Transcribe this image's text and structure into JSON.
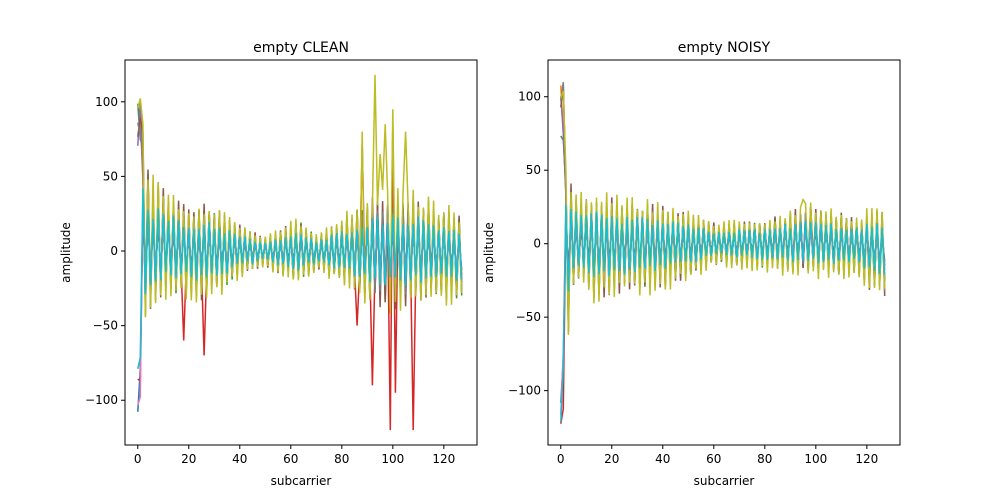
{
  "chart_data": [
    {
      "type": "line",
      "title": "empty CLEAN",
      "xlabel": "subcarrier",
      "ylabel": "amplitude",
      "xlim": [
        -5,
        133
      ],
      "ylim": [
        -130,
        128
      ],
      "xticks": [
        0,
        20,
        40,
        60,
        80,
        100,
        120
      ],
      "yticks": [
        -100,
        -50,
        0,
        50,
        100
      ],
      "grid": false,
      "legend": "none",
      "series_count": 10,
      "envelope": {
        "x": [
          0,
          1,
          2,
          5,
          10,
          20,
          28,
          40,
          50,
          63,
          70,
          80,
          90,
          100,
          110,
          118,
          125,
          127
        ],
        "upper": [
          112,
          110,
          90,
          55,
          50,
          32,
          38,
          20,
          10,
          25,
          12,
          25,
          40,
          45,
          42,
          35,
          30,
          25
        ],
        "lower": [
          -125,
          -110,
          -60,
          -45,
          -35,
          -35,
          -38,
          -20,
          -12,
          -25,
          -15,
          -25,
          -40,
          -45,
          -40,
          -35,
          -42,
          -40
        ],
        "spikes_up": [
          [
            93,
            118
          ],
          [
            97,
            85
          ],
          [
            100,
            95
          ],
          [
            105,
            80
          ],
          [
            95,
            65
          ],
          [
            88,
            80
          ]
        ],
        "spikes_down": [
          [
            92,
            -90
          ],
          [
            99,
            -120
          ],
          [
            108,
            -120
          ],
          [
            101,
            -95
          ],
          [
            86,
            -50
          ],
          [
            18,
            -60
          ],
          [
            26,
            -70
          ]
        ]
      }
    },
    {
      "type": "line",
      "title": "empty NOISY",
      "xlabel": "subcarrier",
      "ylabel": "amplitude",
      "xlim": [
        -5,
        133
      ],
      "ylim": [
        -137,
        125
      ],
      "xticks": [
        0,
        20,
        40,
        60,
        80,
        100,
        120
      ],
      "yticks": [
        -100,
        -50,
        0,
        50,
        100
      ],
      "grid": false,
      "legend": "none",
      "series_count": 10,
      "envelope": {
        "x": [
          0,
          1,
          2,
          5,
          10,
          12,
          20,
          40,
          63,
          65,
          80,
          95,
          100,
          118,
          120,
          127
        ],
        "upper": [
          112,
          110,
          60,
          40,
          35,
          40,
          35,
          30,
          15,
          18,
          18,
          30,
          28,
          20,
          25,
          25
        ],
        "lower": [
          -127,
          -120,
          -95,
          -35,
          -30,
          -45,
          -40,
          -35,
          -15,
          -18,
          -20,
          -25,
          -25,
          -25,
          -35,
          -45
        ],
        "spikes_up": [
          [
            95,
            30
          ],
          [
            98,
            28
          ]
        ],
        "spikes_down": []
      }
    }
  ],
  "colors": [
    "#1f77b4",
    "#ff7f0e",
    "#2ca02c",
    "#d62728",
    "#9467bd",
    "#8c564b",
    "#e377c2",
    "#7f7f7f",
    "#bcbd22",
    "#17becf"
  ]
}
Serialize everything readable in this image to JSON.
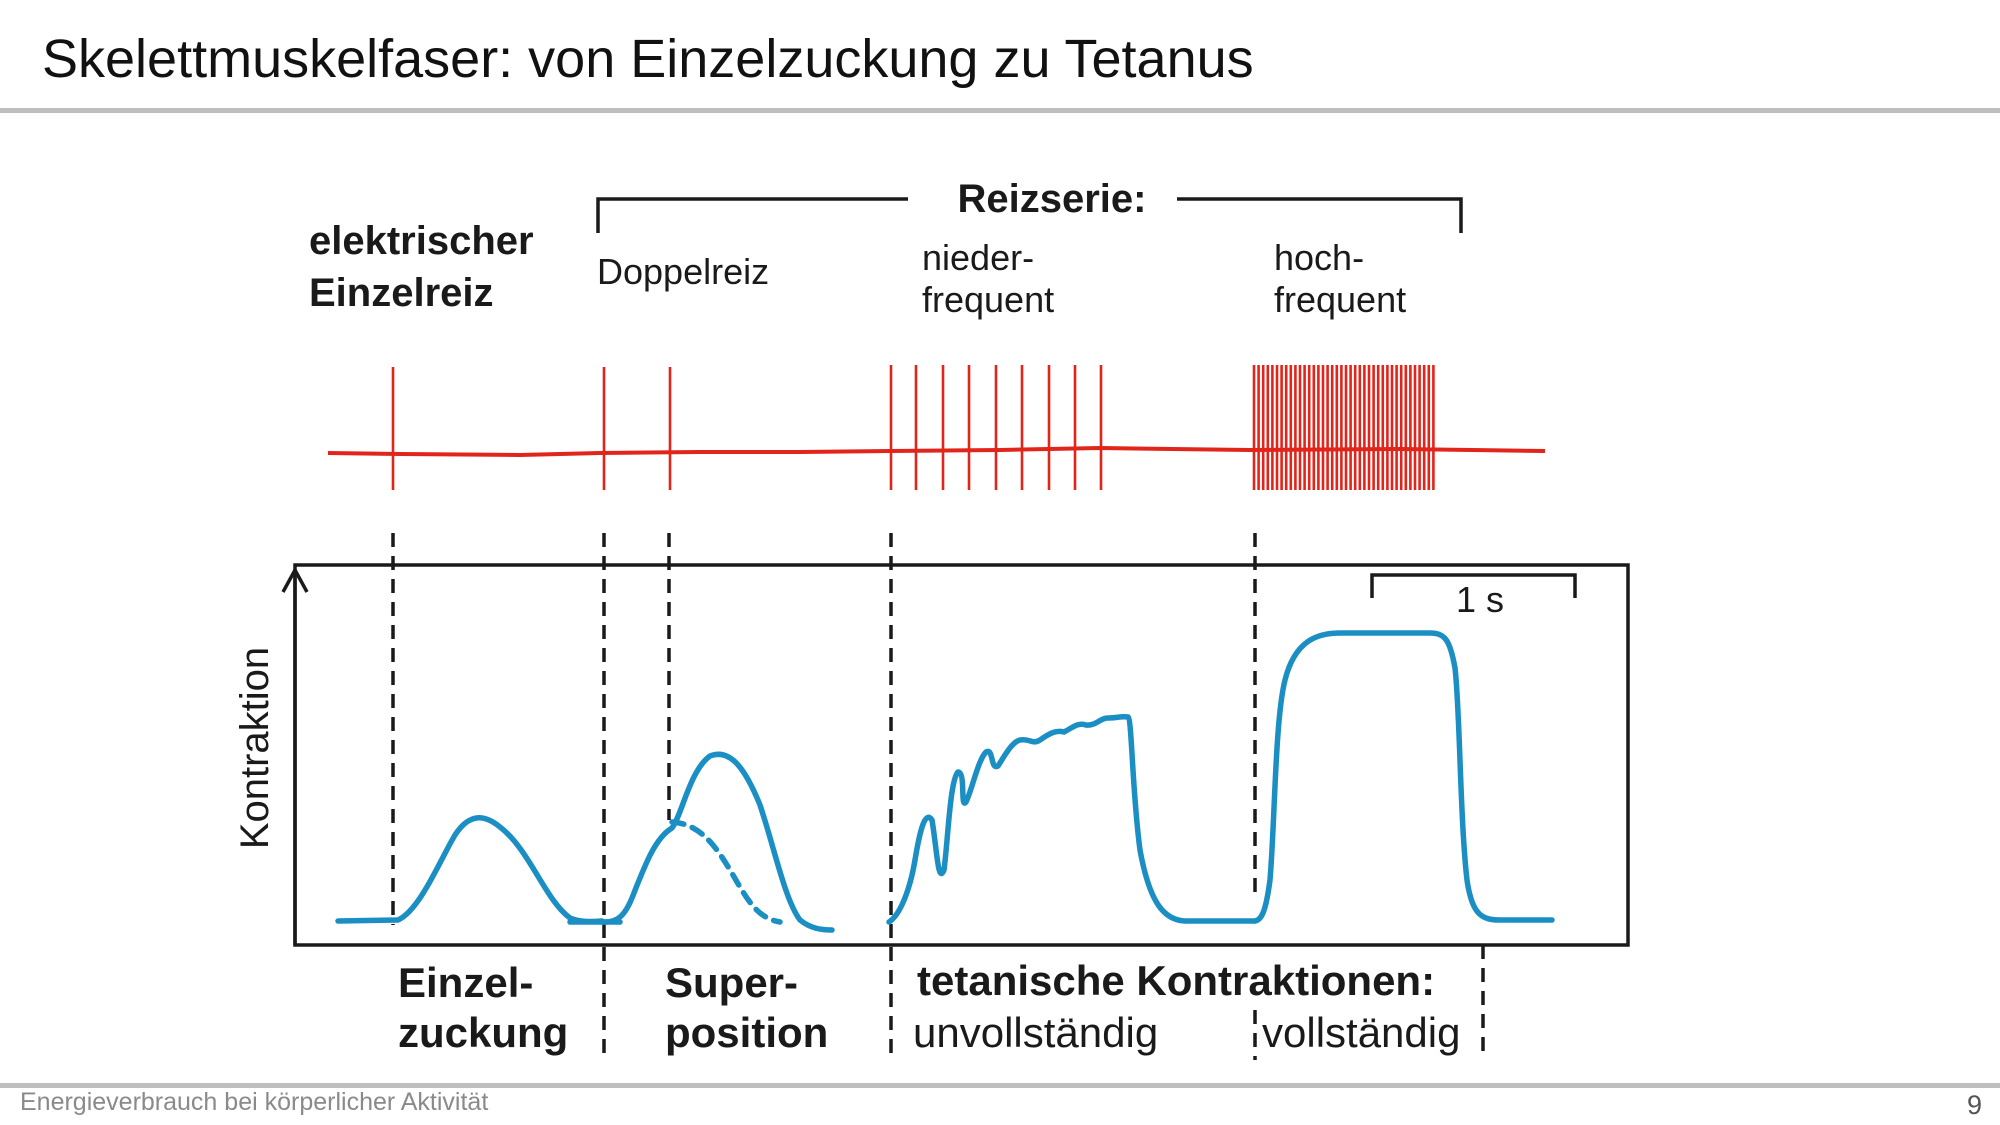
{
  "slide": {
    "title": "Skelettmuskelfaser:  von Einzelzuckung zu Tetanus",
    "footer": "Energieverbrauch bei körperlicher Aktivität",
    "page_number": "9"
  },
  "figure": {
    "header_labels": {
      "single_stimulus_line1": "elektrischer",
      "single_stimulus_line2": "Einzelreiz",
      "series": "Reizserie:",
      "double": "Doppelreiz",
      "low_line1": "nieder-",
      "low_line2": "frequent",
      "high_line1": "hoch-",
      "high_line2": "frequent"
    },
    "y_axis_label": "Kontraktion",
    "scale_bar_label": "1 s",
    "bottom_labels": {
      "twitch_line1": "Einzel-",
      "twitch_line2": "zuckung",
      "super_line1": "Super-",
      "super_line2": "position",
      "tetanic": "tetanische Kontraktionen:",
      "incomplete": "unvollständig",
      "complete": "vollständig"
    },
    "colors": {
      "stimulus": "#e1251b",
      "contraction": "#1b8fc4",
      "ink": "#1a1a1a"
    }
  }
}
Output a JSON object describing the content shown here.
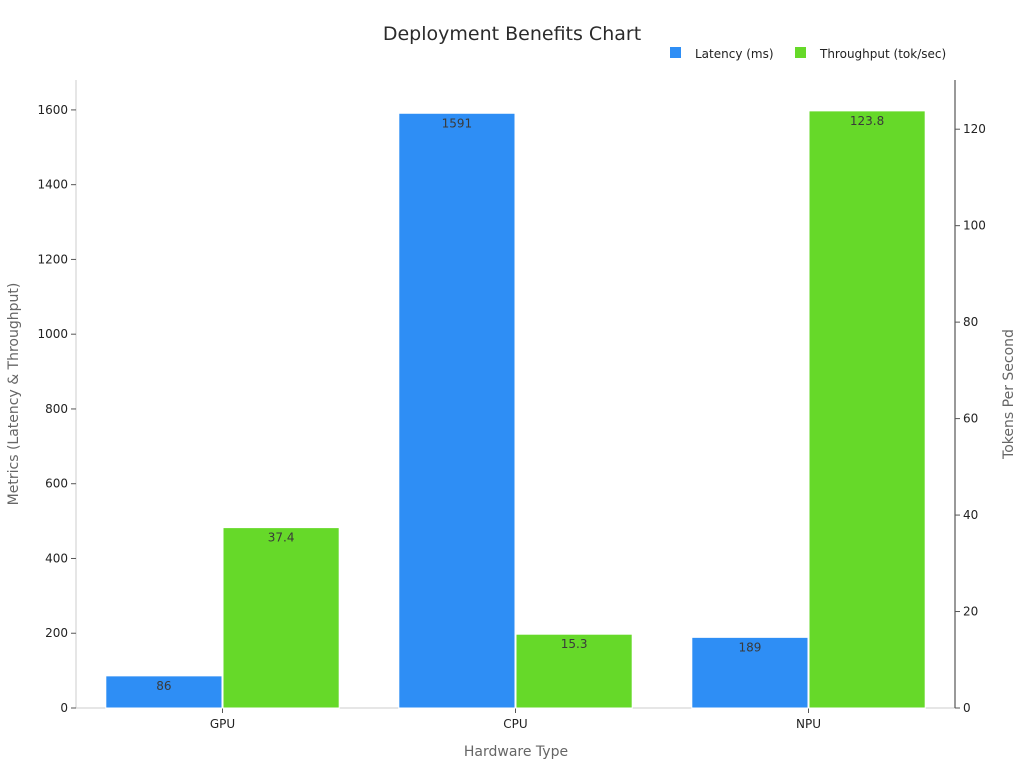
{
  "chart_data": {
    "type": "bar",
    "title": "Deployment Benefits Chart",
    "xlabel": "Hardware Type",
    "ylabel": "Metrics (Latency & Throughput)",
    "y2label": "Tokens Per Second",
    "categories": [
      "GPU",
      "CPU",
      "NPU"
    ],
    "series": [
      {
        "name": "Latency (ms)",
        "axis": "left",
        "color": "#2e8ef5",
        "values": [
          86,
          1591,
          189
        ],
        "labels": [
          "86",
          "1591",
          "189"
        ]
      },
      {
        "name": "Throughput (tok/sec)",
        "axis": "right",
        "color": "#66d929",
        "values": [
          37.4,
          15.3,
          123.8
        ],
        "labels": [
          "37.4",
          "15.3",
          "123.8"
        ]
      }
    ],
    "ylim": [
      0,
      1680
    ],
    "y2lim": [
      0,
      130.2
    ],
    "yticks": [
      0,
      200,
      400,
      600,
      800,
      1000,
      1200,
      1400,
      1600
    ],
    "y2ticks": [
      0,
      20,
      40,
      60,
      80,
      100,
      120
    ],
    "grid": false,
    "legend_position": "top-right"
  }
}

WHAT YOU NEED TO DO: Pass over all pictures while writing out the lines from the line with "Output a JSON" through the last line exactly.

COMPLETE ANSWER:
Output a JSON object describing the content shown here.
{
  "chart_data": {
    "type": "bar",
    "title": "Deployment Benefits Chart",
    "xlabel": "Hardware Type",
    "ylabel": "Metrics (Latency & Throughput)",
    "y2label": "Tokens Per Second",
    "categories": [
      "GPU",
      "CPU",
      "NPU"
    ],
    "series": [
      {
        "name": "Latency (ms)",
        "axis": "left",
        "color": "#2e8ef5",
        "values": [
          86,
          1591,
          189
        ],
        "labels": [
          "86",
          "1591",
          "189"
        ]
      },
      {
        "name": "Throughput (tok/sec)",
        "axis": "right",
        "color": "#66d929",
        "values": [
          37.4,
          15.3,
          123.8
        ],
        "labels": [
          "37.4",
          "15.3",
          "123.8"
        ]
      }
    ],
    "ylim": [
      0,
      1680
    ],
    "y2lim": [
      0,
      130.2
    ],
    "yticks": [
      0,
      200,
      400,
      600,
      800,
      1000,
      1200,
      1400,
      1600
    ],
    "y2ticks": [
      0,
      20,
      40,
      60,
      80,
      100,
      120
    ],
    "grid": false,
    "legend_position": "top-right"
  }
}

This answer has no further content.